--- Start Supplied material ---

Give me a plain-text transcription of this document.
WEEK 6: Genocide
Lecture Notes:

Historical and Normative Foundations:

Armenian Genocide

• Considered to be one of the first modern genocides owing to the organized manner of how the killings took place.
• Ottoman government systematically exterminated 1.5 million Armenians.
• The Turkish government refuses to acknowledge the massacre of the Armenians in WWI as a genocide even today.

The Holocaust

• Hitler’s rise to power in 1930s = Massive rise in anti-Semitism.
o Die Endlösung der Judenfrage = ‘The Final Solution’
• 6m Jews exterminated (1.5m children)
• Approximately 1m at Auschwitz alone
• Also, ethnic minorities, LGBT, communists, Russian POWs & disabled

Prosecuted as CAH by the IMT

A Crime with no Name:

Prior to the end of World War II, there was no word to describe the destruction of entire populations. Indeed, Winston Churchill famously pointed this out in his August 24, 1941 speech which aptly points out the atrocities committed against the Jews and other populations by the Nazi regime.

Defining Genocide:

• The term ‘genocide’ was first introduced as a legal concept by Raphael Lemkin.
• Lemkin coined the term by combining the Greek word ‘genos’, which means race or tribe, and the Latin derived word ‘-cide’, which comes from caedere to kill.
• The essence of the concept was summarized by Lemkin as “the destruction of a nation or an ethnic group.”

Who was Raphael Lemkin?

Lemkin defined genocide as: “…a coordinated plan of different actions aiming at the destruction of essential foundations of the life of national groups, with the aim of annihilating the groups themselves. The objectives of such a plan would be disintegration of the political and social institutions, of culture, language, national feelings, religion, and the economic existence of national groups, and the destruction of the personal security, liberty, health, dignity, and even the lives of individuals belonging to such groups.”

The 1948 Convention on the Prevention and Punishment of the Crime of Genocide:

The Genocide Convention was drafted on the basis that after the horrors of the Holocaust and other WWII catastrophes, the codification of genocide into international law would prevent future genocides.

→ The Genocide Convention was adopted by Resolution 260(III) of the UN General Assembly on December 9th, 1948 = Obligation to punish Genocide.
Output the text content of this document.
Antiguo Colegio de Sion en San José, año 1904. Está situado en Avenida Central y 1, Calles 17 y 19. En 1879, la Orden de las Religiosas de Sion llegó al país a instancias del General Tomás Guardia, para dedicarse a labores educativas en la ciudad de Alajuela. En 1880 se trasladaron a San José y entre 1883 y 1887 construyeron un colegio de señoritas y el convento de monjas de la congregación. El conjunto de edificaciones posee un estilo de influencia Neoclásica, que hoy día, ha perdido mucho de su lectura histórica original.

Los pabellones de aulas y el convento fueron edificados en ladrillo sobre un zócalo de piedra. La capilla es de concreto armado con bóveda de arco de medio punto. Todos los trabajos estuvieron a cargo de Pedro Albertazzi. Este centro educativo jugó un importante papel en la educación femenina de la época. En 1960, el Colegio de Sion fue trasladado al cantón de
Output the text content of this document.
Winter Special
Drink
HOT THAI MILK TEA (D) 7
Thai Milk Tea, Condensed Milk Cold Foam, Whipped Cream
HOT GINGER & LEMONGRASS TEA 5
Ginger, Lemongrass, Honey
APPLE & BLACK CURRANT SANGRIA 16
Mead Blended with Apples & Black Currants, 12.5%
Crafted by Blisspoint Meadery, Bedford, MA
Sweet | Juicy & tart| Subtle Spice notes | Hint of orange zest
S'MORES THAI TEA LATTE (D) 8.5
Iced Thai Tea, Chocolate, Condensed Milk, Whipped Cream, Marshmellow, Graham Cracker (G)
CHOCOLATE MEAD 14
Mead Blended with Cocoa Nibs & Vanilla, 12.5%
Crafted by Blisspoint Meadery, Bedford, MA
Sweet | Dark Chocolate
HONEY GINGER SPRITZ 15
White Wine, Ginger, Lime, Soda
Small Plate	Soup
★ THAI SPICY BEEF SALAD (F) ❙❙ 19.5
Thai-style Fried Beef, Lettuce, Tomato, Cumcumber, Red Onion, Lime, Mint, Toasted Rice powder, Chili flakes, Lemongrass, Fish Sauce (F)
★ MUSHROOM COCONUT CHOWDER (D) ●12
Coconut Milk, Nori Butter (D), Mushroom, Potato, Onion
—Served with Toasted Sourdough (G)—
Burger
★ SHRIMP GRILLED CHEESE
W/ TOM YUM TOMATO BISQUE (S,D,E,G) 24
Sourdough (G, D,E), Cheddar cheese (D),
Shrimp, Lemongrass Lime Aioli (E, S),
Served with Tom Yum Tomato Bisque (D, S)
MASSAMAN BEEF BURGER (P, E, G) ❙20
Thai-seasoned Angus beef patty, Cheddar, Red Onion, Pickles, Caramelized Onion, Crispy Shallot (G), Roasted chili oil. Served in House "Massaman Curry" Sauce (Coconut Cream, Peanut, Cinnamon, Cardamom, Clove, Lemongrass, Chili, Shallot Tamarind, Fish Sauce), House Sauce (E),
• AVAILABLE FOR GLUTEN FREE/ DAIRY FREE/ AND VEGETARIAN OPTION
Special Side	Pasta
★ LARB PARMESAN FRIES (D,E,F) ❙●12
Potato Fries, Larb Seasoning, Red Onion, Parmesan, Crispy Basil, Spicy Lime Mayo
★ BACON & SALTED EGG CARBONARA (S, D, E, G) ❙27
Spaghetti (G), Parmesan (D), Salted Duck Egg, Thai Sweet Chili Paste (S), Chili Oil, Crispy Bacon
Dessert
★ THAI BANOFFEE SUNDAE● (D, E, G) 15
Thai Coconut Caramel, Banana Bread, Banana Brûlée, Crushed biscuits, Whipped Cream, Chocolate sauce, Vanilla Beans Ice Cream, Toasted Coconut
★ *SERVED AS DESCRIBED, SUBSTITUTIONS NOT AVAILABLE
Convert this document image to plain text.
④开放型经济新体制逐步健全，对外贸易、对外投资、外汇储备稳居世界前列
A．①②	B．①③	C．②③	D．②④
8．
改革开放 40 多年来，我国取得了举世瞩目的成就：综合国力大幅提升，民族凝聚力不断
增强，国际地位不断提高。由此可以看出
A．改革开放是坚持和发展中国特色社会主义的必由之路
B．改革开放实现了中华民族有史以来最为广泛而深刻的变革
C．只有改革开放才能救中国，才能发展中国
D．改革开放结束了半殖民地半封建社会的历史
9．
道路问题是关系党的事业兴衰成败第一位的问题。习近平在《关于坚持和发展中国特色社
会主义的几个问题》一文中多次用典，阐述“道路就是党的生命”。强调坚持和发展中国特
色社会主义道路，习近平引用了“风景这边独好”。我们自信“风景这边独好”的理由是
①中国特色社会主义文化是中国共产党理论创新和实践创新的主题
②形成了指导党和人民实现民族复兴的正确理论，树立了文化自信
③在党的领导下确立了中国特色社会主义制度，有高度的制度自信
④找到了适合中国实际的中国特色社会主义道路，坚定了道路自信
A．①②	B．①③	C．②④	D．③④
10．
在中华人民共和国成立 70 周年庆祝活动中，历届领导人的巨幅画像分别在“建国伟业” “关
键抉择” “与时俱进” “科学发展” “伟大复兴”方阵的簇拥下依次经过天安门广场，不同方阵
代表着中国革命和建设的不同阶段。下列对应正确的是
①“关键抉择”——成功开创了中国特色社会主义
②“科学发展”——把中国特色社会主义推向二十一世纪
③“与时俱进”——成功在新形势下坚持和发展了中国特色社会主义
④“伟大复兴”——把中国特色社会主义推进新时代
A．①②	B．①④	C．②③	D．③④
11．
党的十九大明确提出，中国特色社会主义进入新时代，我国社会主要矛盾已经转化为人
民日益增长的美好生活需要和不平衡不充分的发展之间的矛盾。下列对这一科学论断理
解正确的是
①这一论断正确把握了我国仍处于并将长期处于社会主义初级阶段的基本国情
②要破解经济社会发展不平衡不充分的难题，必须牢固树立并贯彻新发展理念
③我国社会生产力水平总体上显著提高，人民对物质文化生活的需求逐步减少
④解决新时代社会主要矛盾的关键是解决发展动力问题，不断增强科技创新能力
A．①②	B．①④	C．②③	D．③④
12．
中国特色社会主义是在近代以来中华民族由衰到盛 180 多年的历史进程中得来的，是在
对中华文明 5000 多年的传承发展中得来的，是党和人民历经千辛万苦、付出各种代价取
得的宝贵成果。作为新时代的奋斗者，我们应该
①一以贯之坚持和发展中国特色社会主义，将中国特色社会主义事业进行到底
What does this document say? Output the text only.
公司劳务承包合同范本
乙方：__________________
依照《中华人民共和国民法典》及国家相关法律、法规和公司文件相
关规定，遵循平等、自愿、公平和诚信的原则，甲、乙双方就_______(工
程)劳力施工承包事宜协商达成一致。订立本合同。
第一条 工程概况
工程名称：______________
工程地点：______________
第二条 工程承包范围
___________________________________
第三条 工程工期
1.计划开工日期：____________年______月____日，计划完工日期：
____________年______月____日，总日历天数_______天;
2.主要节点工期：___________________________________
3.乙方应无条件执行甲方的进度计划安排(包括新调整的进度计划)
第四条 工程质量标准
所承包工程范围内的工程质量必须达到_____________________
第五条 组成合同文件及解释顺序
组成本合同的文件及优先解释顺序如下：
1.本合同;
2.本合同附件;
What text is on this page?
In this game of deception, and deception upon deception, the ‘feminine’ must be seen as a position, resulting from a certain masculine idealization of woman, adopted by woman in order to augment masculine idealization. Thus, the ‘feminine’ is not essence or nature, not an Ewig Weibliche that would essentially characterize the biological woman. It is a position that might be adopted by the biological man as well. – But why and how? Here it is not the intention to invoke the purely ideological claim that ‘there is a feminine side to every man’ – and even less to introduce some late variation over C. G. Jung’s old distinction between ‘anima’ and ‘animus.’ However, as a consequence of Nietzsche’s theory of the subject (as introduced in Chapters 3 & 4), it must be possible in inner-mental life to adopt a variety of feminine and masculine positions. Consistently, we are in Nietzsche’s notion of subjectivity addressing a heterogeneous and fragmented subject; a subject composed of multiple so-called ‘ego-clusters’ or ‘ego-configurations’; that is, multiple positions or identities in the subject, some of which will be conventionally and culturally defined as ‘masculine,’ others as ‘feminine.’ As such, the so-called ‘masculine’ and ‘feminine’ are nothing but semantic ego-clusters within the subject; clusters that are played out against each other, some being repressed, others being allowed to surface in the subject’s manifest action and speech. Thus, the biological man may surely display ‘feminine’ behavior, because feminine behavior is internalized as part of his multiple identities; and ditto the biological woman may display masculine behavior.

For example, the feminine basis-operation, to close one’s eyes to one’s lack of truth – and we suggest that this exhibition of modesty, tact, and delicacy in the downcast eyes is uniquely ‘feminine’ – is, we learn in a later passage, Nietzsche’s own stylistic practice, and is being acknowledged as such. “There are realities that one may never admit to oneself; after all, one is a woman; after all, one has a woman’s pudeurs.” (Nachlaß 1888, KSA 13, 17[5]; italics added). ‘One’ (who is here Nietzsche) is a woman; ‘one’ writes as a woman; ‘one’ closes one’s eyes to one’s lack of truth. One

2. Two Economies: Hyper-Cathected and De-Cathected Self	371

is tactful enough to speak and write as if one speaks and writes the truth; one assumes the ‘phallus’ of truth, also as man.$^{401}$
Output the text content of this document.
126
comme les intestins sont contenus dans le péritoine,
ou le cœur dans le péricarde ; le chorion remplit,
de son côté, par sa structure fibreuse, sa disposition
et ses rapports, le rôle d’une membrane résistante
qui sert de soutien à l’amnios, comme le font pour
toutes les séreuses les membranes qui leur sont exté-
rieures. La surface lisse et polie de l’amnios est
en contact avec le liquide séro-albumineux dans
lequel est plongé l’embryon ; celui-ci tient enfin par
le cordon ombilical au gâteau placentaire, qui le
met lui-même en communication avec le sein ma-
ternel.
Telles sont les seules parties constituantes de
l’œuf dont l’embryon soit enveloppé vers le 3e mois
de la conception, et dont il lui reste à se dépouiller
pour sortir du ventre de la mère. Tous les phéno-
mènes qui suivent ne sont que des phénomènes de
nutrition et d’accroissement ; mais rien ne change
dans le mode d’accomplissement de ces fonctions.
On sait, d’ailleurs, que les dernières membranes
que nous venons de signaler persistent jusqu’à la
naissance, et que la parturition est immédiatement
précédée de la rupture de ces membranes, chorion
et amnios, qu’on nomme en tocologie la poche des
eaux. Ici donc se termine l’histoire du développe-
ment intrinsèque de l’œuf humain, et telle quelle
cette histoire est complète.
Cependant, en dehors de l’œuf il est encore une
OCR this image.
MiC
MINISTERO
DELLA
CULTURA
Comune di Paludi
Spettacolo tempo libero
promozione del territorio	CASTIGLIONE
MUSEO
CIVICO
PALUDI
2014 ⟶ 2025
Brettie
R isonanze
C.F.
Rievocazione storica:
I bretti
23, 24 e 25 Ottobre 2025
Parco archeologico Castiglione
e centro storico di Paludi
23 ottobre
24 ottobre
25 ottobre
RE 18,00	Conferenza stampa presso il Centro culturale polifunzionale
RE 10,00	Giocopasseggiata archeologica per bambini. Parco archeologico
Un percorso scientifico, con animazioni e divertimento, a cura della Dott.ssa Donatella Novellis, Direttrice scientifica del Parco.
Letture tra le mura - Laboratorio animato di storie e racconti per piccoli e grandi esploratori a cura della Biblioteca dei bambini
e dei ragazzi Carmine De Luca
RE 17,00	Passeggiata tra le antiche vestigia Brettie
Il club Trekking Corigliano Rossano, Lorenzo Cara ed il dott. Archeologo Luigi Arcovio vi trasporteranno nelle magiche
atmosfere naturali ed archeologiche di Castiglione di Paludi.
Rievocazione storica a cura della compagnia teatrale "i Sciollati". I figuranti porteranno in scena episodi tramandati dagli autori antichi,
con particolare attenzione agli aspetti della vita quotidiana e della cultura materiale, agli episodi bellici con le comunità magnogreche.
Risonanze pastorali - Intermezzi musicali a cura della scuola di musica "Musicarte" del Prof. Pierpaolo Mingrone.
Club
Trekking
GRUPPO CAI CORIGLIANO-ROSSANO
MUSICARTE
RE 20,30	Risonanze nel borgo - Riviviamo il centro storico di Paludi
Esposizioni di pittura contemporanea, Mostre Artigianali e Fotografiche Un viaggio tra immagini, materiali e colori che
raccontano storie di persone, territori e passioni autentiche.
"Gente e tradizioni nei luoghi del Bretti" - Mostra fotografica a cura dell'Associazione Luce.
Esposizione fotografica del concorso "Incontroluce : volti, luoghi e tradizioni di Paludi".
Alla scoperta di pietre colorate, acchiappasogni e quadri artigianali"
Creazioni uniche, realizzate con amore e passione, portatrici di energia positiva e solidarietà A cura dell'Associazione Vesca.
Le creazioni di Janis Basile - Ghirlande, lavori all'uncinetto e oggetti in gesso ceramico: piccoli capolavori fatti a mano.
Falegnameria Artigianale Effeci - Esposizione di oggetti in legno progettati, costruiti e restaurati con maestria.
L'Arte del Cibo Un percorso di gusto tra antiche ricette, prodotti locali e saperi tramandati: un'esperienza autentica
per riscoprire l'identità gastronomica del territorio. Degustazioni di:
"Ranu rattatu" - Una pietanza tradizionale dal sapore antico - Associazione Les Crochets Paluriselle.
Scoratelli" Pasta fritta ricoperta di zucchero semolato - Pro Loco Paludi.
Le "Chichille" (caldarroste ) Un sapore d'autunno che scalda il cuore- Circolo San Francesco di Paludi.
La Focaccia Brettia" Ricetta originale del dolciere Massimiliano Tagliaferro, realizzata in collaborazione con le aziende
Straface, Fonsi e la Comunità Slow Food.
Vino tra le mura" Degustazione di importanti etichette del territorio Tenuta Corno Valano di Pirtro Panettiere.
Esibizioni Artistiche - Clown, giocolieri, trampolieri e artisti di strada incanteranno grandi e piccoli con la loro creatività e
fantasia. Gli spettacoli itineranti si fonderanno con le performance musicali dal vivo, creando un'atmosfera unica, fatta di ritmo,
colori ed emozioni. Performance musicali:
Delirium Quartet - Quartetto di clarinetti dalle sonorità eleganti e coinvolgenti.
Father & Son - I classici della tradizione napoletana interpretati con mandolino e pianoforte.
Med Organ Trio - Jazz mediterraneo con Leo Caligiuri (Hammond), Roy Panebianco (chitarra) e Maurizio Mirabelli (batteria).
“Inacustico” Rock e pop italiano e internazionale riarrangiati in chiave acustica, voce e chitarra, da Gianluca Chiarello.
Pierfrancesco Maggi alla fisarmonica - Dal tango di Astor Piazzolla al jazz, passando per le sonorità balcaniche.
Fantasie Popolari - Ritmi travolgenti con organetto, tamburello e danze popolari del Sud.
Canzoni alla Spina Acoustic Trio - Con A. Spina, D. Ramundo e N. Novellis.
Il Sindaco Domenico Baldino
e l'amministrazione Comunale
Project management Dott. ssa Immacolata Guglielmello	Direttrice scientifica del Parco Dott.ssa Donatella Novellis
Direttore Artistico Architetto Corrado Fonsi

--- End Supplied material ---

Find every line that holds "genocides" and copy it.

• Considered to be one of the first modern genocides owing to the organized manner of how the killings took place.
The Genocide Convention was drafted on the basis that after the horrors of the Holocaust and other WWII catastrophes, the codification of genocide into international law would prevent future genocides.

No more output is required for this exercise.